- **WHAT NEEDS TO BE DONE**: Your task is to output all the records below, word for word.
------ DATASET EXTRACT
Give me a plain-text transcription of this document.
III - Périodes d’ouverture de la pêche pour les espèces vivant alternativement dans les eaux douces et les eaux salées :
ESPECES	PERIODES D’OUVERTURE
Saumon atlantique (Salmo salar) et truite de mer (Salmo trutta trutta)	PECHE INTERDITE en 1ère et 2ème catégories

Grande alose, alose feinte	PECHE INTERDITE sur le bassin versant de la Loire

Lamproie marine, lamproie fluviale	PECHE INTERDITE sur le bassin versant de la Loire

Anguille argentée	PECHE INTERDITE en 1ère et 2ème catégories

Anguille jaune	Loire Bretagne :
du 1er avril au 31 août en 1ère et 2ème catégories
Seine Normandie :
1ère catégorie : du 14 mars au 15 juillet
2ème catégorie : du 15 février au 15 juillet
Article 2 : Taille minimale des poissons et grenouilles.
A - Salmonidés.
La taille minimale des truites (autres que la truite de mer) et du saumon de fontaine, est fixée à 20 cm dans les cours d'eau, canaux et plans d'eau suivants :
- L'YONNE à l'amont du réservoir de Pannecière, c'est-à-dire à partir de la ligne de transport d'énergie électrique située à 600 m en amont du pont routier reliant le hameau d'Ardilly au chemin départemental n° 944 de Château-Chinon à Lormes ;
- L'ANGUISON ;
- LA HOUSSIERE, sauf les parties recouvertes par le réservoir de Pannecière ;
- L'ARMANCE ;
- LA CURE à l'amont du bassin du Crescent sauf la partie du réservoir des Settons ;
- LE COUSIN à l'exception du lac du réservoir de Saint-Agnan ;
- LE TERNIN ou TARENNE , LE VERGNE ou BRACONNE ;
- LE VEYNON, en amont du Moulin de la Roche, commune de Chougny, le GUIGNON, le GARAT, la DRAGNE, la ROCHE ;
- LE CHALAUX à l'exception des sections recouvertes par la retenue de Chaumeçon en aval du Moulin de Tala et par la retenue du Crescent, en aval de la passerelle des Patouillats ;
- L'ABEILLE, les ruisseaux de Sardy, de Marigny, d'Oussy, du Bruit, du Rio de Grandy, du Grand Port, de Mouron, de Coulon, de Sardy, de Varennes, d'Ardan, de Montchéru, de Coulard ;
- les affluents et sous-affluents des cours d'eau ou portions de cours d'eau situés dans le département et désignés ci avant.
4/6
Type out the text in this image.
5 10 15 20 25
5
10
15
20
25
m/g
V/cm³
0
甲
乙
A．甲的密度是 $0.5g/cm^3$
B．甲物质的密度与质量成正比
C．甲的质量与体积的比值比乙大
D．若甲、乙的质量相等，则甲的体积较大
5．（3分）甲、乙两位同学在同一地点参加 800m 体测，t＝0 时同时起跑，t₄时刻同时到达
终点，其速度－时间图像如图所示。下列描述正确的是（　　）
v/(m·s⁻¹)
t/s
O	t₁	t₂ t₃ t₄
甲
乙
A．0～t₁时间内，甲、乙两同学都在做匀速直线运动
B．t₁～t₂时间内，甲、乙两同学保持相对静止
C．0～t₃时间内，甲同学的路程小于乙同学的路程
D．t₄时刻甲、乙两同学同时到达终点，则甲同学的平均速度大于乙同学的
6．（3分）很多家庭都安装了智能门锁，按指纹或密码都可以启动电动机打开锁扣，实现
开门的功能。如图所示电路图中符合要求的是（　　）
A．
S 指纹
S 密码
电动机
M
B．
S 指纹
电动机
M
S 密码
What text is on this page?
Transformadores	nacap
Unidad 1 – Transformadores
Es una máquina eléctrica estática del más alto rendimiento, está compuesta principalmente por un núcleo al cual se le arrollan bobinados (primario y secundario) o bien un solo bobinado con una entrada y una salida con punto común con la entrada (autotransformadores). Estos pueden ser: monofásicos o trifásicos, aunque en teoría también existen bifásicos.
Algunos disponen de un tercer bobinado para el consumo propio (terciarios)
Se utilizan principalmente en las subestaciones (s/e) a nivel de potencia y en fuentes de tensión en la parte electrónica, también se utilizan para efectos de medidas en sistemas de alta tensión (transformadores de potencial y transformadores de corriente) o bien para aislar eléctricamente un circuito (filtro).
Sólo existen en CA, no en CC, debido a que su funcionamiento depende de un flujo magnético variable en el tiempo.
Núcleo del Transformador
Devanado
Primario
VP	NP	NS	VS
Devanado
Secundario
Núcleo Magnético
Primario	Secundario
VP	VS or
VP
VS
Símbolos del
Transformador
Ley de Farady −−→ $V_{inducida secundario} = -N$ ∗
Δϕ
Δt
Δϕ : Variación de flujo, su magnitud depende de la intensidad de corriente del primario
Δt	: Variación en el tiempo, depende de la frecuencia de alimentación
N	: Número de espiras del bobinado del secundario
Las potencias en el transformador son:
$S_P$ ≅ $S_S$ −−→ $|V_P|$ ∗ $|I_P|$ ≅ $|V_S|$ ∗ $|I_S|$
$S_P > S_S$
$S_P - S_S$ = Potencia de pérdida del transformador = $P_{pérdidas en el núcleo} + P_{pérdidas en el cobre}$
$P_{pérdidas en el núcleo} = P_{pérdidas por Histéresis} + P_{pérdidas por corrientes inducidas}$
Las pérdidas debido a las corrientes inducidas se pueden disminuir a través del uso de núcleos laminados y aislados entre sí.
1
------------
- **OUTPUT**:
Give me a plain-text transcription of this document.
III - Périodes d’ouverture de la pêche pour les espèces vivant alternativement dans les eaux douces et les eaux salées :
ESPECES	PERIODES D’OUVERTURE
Saumon atlantique (Salmo salar) et truite de mer (Salmo trutta trutta)	PECHE INTERDITE en 1ère et 2ème catégories

Grande alose, alose feinte	PECHE INTERDITE sur le bassin versant de la Loire

Lamproie marine, lamproie fluviale	PECHE INTERDITE sur le bassin versant de la Loire

Anguille argentée	PECHE INTERDITE en 1ère et 2ème catégories

Anguille jaune	Loire Bretagne :
du 1er avril au 31 août en 1ère et 2ème catégories
Seine Normandie :
1ère catégorie : du 14 mars au 15 juillet
2ème catégorie : du 15 février au 15 juillet
Article 2 : Taille minimale des poissons et grenouilles.
A - Salmonidés.
La taille minimale des truites (autres que la truite de mer) et du saumon de fontaine, est fixée à 20 cm dans les cours d'eau, canaux et plans d'eau suivants :
- L'YONNE à l'amont du réservoir de Pannecière, c'est-à-dire à partir de la ligne de transport d'énergie électrique située à 600 m en amont du pont routier reliant le hameau d'Ardilly au chemin départemental n° 944 de Château-Chinon à Lormes ;
- L'ANGUISON ;
- LA HOUSSIERE, sauf les parties recouvertes par le réservoir de Pannecière ;
- L'ARMANCE ;
- LA CURE à l'amont du bassin du Crescent sauf la partie du réservoir des Settons ;
- LE COUSIN à l'exception du lac du réservoir de Saint-Agnan ;
- LE TERNIN ou TARENNE , LE VERGNE ou BRACONNE ;
- LE VEYNON, en amont du Moulin de la Roche, commune de Chougny, le GUIGNON, le GARAT, la DRAGNE, la ROCHE ;
- LE CHALAUX à l'exception des sections recouvertes par la retenue de Chaumeçon en aval du Moulin de Tala et par la retenue du Crescent, en aval de la passerelle des Patouillats ;
- L'ABEILLE, les ruisseaux de Sardy, de Marigny, d'Oussy, du Bruit, du Rio de Grandy, du Grand Port, de Mouron, de Coulon, de Sardy, de Varennes, d'Ardan, de Montchéru, de Coulard ;
- les affluents et sous-affluents des cours d'eau ou portions de cours d'eau situés dans le département et désignés ci avant.
4/6
Type out the text in this image.
5 10 15 20 25
5
10
15
20
25
m/g
V/cm³
0
甲
乙
A．甲的密度是 $0.5g/cm^3$
B．甲物质的密度与质量成正比
C．甲的质量与体积的比值比乙大
D．若甲、乙的质量相等，则甲的体积较大
5．（3分）甲、乙两位同学在同一地点参加 800m 体测，t＝0 时同时起跑，t₄时刻同时到达
终点，其速度－时间图像如图所示。下列描述正确的是（　　）
v/(m·s⁻¹)
t/s
O	t₁	t₂ t₃ t₄
甲
乙
A．0～t₁时间内，甲、乙两同学都在做匀速直线运动
B．t₁～t₂时间内，甲、乙两同学保持相对静止
C．0～t₃时间内，甲同学的路程小于乙同学的路程
D．t₄时刻甲、乙两同学同时到达终点，则甲同学的平均速度大于乙同学的
6．（3分）很多家庭都安装了智能门锁，按指纹或密码都可以启动电动机打开锁扣，实现
开门的功能。如图所示电路图中符合要求的是（　　）
A．
S 指纹
S 密码
电动机
M
B．
S 指纹
电动机
M
S 密码
What text is on this page?
Transformadores	nacap
Unidad 1 – Transformadores
Es una máquina eléctrica estática del más alto rendimiento, está compuesta principalmente por un núcleo al cual se le arrollan bobinados (primario y secundario) o bien un solo bobinado con una entrada y una salida con punto común con la entrada (autotransformadores). Estos pueden ser: monofásicos o trifásicos, aunque en teoría también existen bifásicos.
Algunos disponen de un tercer bobinado para el consumo propio (terciarios)
Se utilizan principalmente en las subestaciones (s/e) a nivel de potencia y en fuentes de tensión en la parte electrónica, también se utilizan para efectos de medidas en sistemas de alta tensión (transformadores de potencial y transformadores de corriente) o bien para aislar eléctricamente un circuito (filtro).
Sólo existen en CA, no en CC, debido a que su funcionamiento depende de un flujo magnético variable en el tiempo.
Núcleo del Transformador
Devanado
Primario
VP	NP	NS	VS
Devanado
Secundario
Núcleo Magnético
Primario	Secundario
VP	VS or
VP
VS
Símbolos del
Transformador
Ley de Farady −−→ $V_{inducida secundario} = -N$ ∗
Δϕ
Δt
Δϕ : Variación de flujo, su magnitud depende de la intensidad de corriente del primario
Δt	: Variación en el tiempo, depende de la frecuencia de alimentación
N	: Número de espiras del bobinado del secundario
Las potencias en el transformador son:
$S_P$ ≅ $S_S$ −−→ $|V_P|$ ∗ $|I_P|$ ≅ $|V_S|$ ∗ $|I_S|$
$S_P > S_S$
$S_P - S_S$ = Potencia de pérdida del transformador = $P_{pérdidas en el núcleo} + P_{pérdidas en el cobre}$
$P_{pérdidas en el núcleo} = P_{pérdidas por Histéresis} + P_{pérdidas por corrientes inducidas}$
Las pérdidas debido a las corrientes inducidas se pueden disminuir a través del uso de núcleos laminados y aislados entre sí.
1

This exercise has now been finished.